Saved data entries:
====

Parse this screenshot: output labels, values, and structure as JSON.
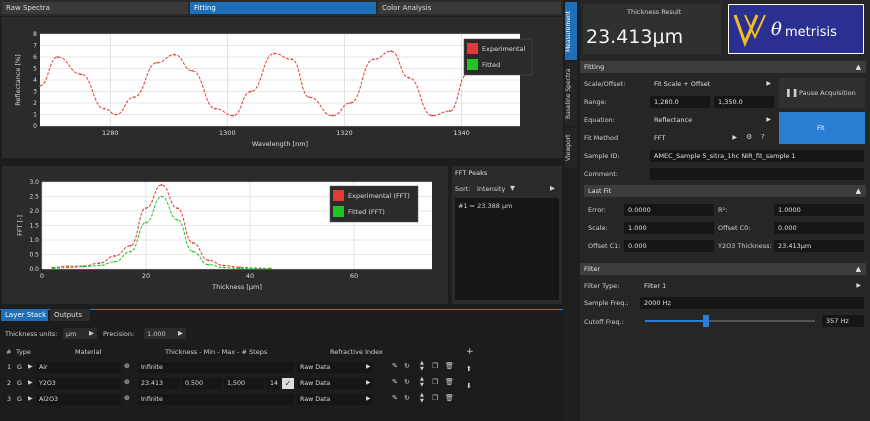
{
  "tabs": {
    "raw_spectra": "Raw Spectra",
    "fitting": "Fitting",
    "color_analysis": "Color Analysis"
  },
  "vertical_tabs": {
    "measurement": "Measurement",
    "baseline_spectra": "Baseline Spectra",
    "viewport": "Viewport"
  },
  "thickness_result": {
    "label": "Thickness Result",
    "value": "23.413μm"
  },
  "logo": {
    "text": "metrisis",
    "symbol": "θ"
  },
  "fitting": {
    "header": "Fitting",
    "scale_offset_label": "Scale/Offset:",
    "scale_offset_value": "Fit Scale + Offset",
    "range_label": "Range:",
    "range_min": "1,280.0",
    "range_max": "1,350.0",
    "equation_label": "Equation:",
    "equation_value": "Reflectance",
    "fit_method_label": "Fit Method",
    "fit_method_value": "FFT",
    "sample_id_label": "Sample ID:",
    "sample_id_value": "AMEC_Sample 5_sitra_1hc NIR_fit_sample 1",
    "comment_label": "Comment:",
    "comment_value": "",
    "pause_button": "Pause Acquisition",
    "fit_button": "Fit"
  },
  "last_fit": {
    "header": "Last Fit",
    "error_label": "Error:",
    "error_value": "0.0000",
    "r2_label": "R²:",
    "r2_value": "1.0000",
    "scale_label": "Scale:",
    "scale_value": "1.000",
    "offset_c0_label": "Offset C0:",
    "offset_c0_value": "0.000",
    "offset_c1_label": "Offset C1:",
    "offset_c1_value": "0.000",
    "y2o3_label": "Y2O3 Thickness:",
    "y2o3_value": "23.413μm"
  },
  "filter": {
    "header": "Filter",
    "type_label": "Filter Type:",
    "type_value": "Filter 1",
    "sample_freq_label": "Sample Freq.:",
    "sample_freq_value": "2000 Hz",
    "cutoff_label": "Cutoff Freq.:",
    "cutoff_value": "357 Hz",
    "cutoff_fraction": 0.36
  },
  "fft_peaks": {
    "title": "FFT Peaks",
    "sort_label": "Sort:",
    "sort_value": "Intensity",
    "peak": "#1 = 23.388 μm"
  },
  "bottom_tabs": {
    "layer_stack": "Layer Stack",
    "outputs": "Outputs"
  },
  "layer_controls": {
    "thickness_units_label": "Thickness units:",
    "thickness_units_value": "μm",
    "precision_label": "Precision:",
    "precision_value": "1.000"
  },
  "layer_table": {
    "headers": [
      "#",
      "Type",
      "Material",
      "Thickness - Min - Max - # Steps",
      "Refractive Index"
    ],
    "rows": [
      {
        "num": "1",
        "type": "G",
        "material": "Air",
        "thickness": "Infinite",
        "min": "",
        "max": "",
        "steps": "",
        "ri": "Raw Data"
      },
      {
        "num": "2",
        "type": "G",
        "material": "Y2O3",
        "thickness": "23.413",
        "min": "0.500",
        "max": "1,500",
        "steps": "14",
        "ri": "Raw Data"
      },
      {
        "num": "3",
        "type": "G",
        "material": "Al2O3",
        "thickness": "Infinite",
        "min": "",
        "max": "",
        "steps": "",
        "ri": "Raw Data"
      }
    ]
  },
  "colors": {
    "experimental": "#e53935",
    "fitted": "#22c322",
    "accent_blue": "#2a7fd4",
    "logo_bg": "#2b2f8f"
  },
  "chart_data": [
    {
      "type": "line",
      "title": "",
      "xlabel": "Wavelength [nm]",
      "ylabel": "Reflectance [%]",
      "xlim": [
        1268,
        1350
      ],
      "ylim": [
        0,
        8
      ],
      "xticks": [
        1280,
        1300,
        1320,
        1340
      ],
      "yticks": [
        0,
        1,
        2,
        3,
        4,
        5,
        6,
        7,
        8
      ],
      "series": [
        {
          "name": "Experimental",
          "x": [
            1268,
            1271,
            1275,
            1279,
            1281,
            1284,
            1288,
            1291,
            1294,
            1298,
            1301,
            1304,
            1308,
            1311,
            1314,
            1318,
            1321,
            1325,
            1328,
            1331,
            1335,
            1338,
            1341,
            1345
          ],
          "y": [
            3.5,
            6.0,
            4.5,
            1.5,
            1.0,
            2.5,
            5.5,
            6.2,
            4.8,
            1.5,
            0.9,
            3.0,
            6.3,
            5.8,
            2.5,
            0.9,
            2.0,
            5.8,
            6.5,
            4.2,
            0.9,
            1.3,
            4.5,
            6.2
          ]
        },
        {
          "name": "Fitted",
          "x": [],
          "y": []
        }
      ],
      "legend": "top-right",
      "grid": true
    },
    {
      "type": "line",
      "title": "",
      "xlabel": "Thickness [μm]",
      "ylabel": "FFT [-]",
      "xlim": [
        0,
        75
      ],
      "ylim": [
        0,
        3
      ],
      "xticks": [
        0,
        20,
        40,
        60
      ],
      "yticks": [
        0,
        0.5,
        1.0,
        1.5,
        2.0,
        2.5,
        3.0
      ],
      "series": [
        {
          "name": "Experimental (FFT)",
          "x": [
            2,
            5,
            8,
            11,
            14,
            17,
            20,
            23,
            26,
            29,
            32,
            35,
            38,
            41,
            44
          ],
          "y": [
            0.05,
            0.1,
            0.1,
            0.2,
            0.45,
            0.8,
            2.1,
            2.9,
            2.1,
            0.9,
            0.3,
            0.12,
            0.06,
            0.03,
            0.02
          ]
        },
        {
          "name": "Fitted (FFT)",
          "x": [
            2,
            5,
            8,
            11,
            14,
            17,
            20,
            23,
            26,
            29,
            32,
            35,
            38,
            41,
            44
          ],
          "y": [
            0.02,
            0.05,
            0.08,
            0.12,
            0.25,
            0.6,
            1.6,
            2.5,
            1.7,
            0.6,
            0.15,
            0.05,
            0.02,
            0.01,
            0.0
          ]
        }
      ],
      "legend": "top-right",
      "grid": true
    }
  ]
}
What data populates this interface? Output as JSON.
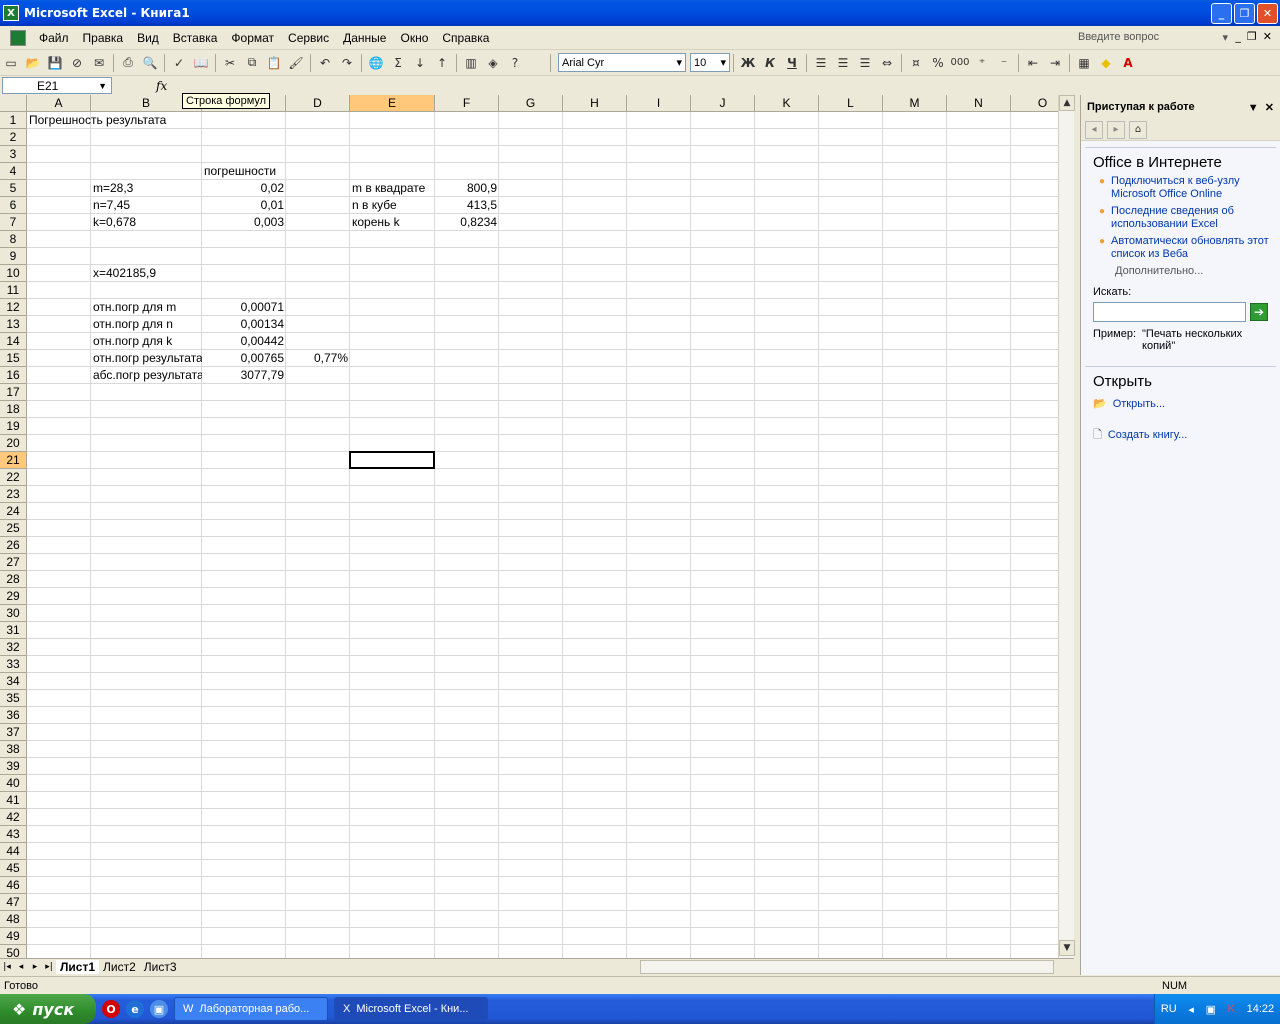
{
  "window": {
    "title": "Microsoft Excel - Книга1"
  },
  "menu": [
    "Файл",
    "Правка",
    "Вид",
    "Вставка",
    "Формат",
    "Сервис",
    "Данные",
    "Окно",
    "Справка"
  ],
  "ask_question": "Введите вопрос",
  "toolbar": {
    "font_name": "Arial Cyr",
    "font_size": "10",
    "bold": "Ж",
    "italic": "К",
    "underline": "Ч",
    "percent": "%",
    "thousands": "000"
  },
  "formula_bar": {
    "name_box": "E21",
    "fx": "fx",
    "tooltip": "Строка формул"
  },
  "columns": [
    "A",
    "B",
    "C",
    "D",
    "E",
    "F",
    "G",
    "H",
    "I",
    "J",
    "K",
    "L",
    "M",
    "N",
    "O"
  ],
  "rows": [
    "1",
    "2",
    "3",
    "4",
    "5",
    "6",
    "7",
    "8",
    "9",
    "10",
    "11",
    "12",
    "13",
    "14",
    "15",
    "16",
    "17",
    "18",
    "19",
    "20",
    "21",
    "22",
    "23",
    "24",
    "25",
    "26",
    "27",
    "28",
    "29",
    "30",
    "31",
    "32",
    "33",
    "34",
    "35",
    "36",
    "37",
    "38",
    "39",
    "40",
    "41",
    "42",
    "43",
    "44",
    "45",
    "46",
    "47",
    "48",
    "49",
    "50"
  ],
  "cells": {
    "A1": "Погрешность результата",
    "C4": "погрешности",
    "B5": "m=28,3",
    "C5": "0,02",
    "E5": "m в квадрате",
    "F5": "800,9",
    "B6": "n=7,45",
    "C6": "0,01",
    "E6": "n в кубе",
    "F6": "413,5",
    "B7": "k=0,678",
    "C7": "0,003",
    "E7": "корень k",
    "F7": "0,8234",
    "B10": "x=402185,9",
    "B12": "отн.погр для m",
    "C12": "0,00071",
    "B13": "отн.погр для n",
    "C13": "0,00134",
    "B14": "отн.погр для k",
    "C14": "0,00442",
    "B15": "отн.погр результата",
    "C15": "0,00765",
    "D15": "0,77%",
    "B16": "абс.погр результата",
    "C16": "3077,79"
  },
  "sheets": [
    "Лист1",
    "Лист2",
    "Лист3"
  ],
  "status": {
    "ready": "Готово",
    "num": "NUM"
  },
  "taskpane": {
    "title": "Приступая к работе",
    "office_online": "Office в Интернете",
    "links": [
      "Подключиться к веб-узлу Microsoft Office Online",
      "Последние сведения об использовании Excel",
      "Автоматически обновлять этот список из Веба"
    ],
    "more": "Дополнительно...",
    "search_label": "Искать:",
    "example_label": "Пример:",
    "example_text": "\"Печать нескольких копий\"",
    "open_section": "Открыть",
    "open_link": "Открыть...",
    "new_link": "Создать книгу..."
  },
  "taskbar": {
    "start": "пуск",
    "items": [
      "Лабораторная рабо...",
      "Microsoft Excel - Кни..."
    ],
    "lang": "RU",
    "clock": "14:22"
  }
}
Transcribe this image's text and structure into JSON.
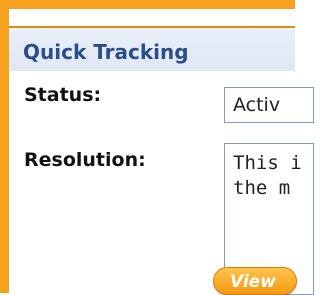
{
  "panel": {
    "title": "Quick Tracking"
  },
  "status": {
    "label": "Status:",
    "value": "Activ"
  },
  "resolution": {
    "label": "Resolution:",
    "text": "This i\nthe m"
  },
  "actions": {
    "view_label": "View"
  },
  "colors": {
    "frame_orange": "#f6a21e",
    "header_background": "#e3eaf7",
    "title_blue": "#2a4e8c",
    "field_border": "#7f9db9",
    "button_orange": "#f59a12"
  }
}
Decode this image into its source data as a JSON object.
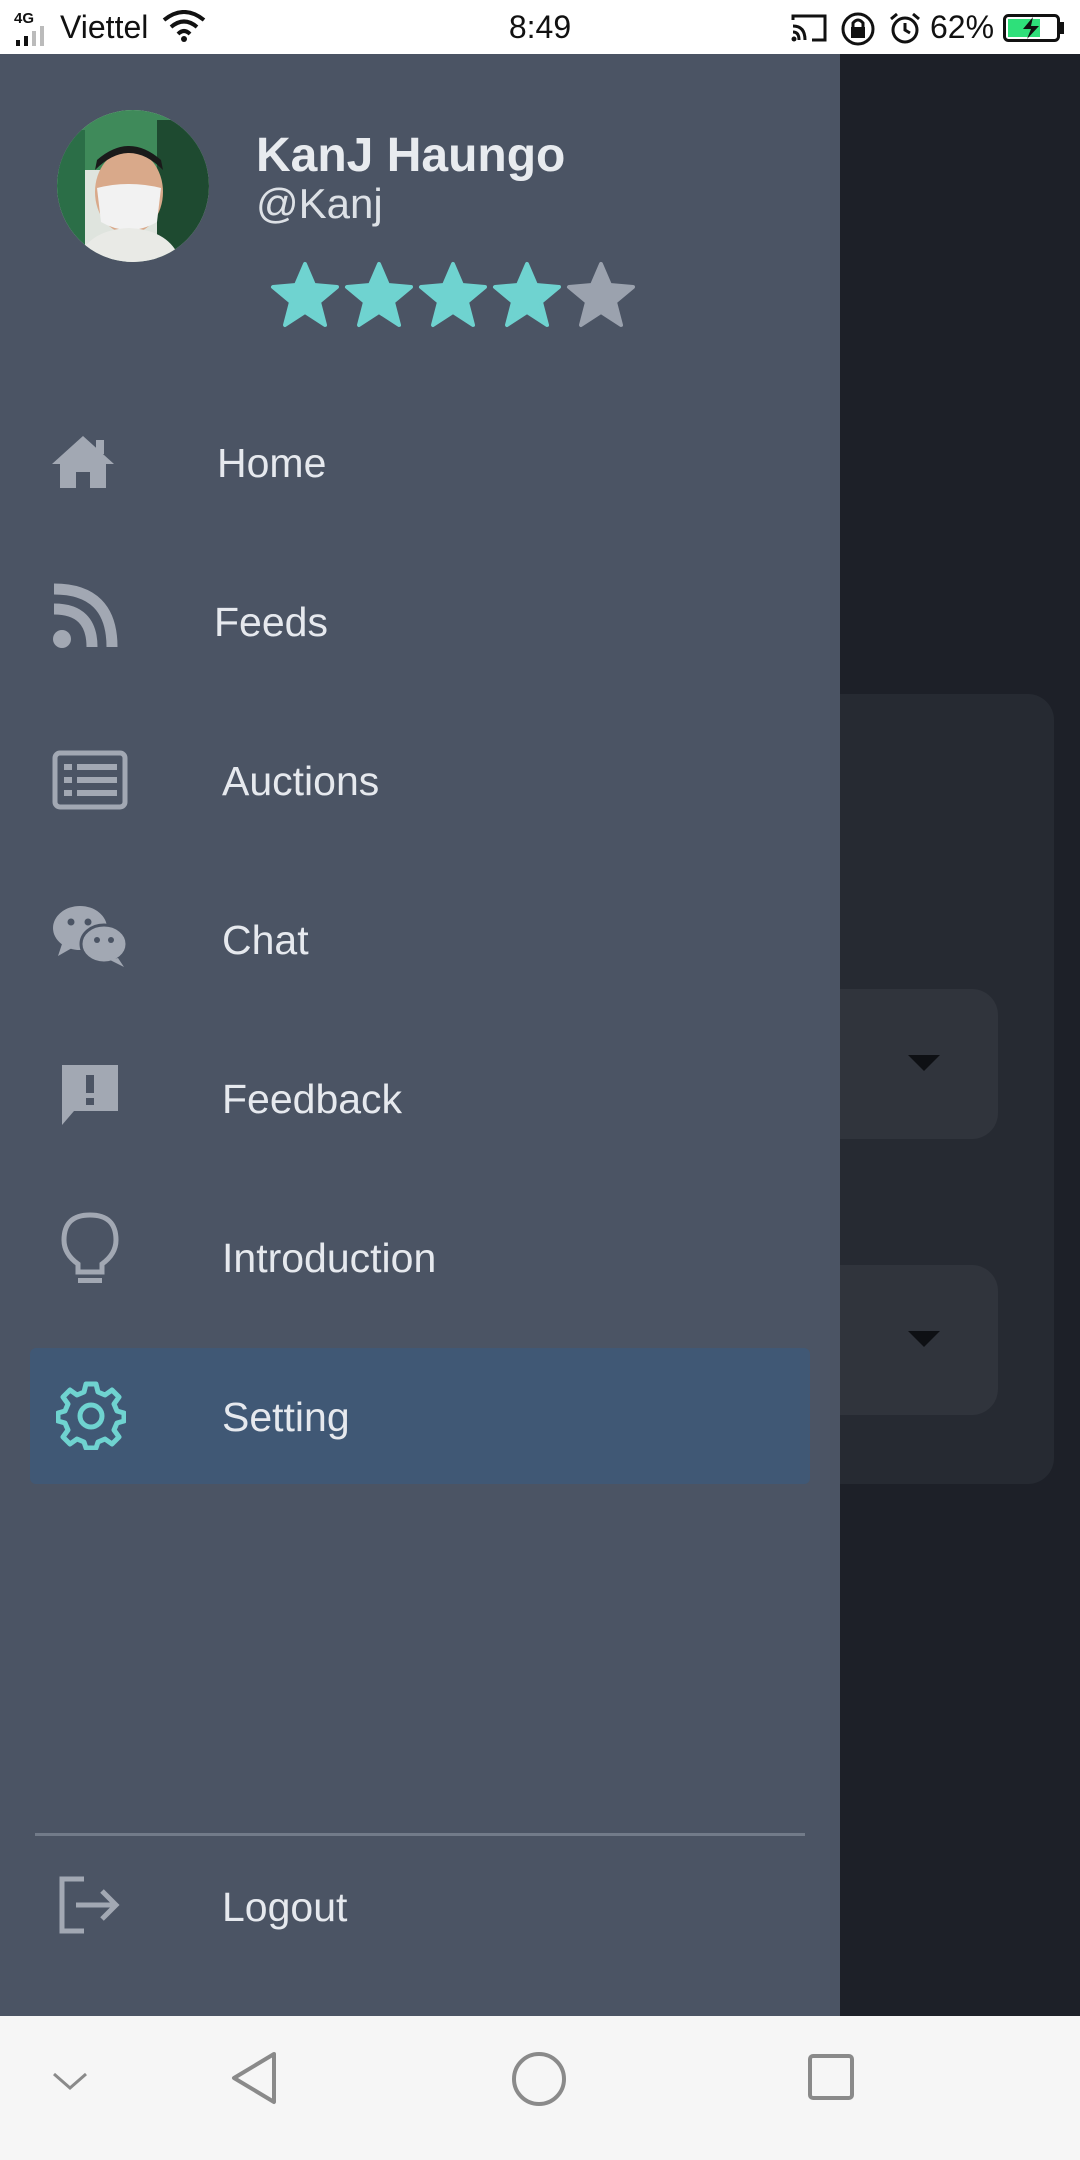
{
  "status_bar": {
    "network": "4G",
    "carrier": "Viettel",
    "time": "8:49",
    "battery_percent": "62%",
    "battery_level": 0.62,
    "charging": true
  },
  "drawer": {
    "user": {
      "name": "KanJ Haungo",
      "handle": "@Kanj",
      "rating": 4,
      "rating_max": 5
    },
    "items": [
      {
        "label": "Home",
        "icon": "home-icon"
      },
      {
        "label": "Feeds",
        "icon": "rss-icon"
      },
      {
        "label": "Auctions",
        "icon": "list-icon"
      },
      {
        "label": "Chat",
        "icon": "wechat-icon"
      },
      {
        "label": "Feedback",
        "icon": "feedback-icon"
      },
      {
        "label": "Introduction",
        "icon": "lightbulb-icon"
      },
      {
        "label": "Setting",
        "icon": "gear-icon",
        "active": true
      }
    ],
    "logout": {
      "label": "Logout",
      "icon": "logout-icon"
    }
  },
  "colors": {
    "drawer_bg": "#4b5464",
    "accent": "#6fd3d0",
    "active_item_bg": "#405875",
    "icon_inactive": "#a2a8b3",
    "star_filled": "#6fd3d0",
    "star_empty": "#9ba2ae"
  },
  "nav_bar": {
    "buttons": [
      "collapse-icon",
      "back-icon",
      "home-circle-icon",
      "recents-icon"
    ]
  }
}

====

GOAL:
State how many lines include the string "true", and nothing more.

RESULT FOR THIS TASK:
4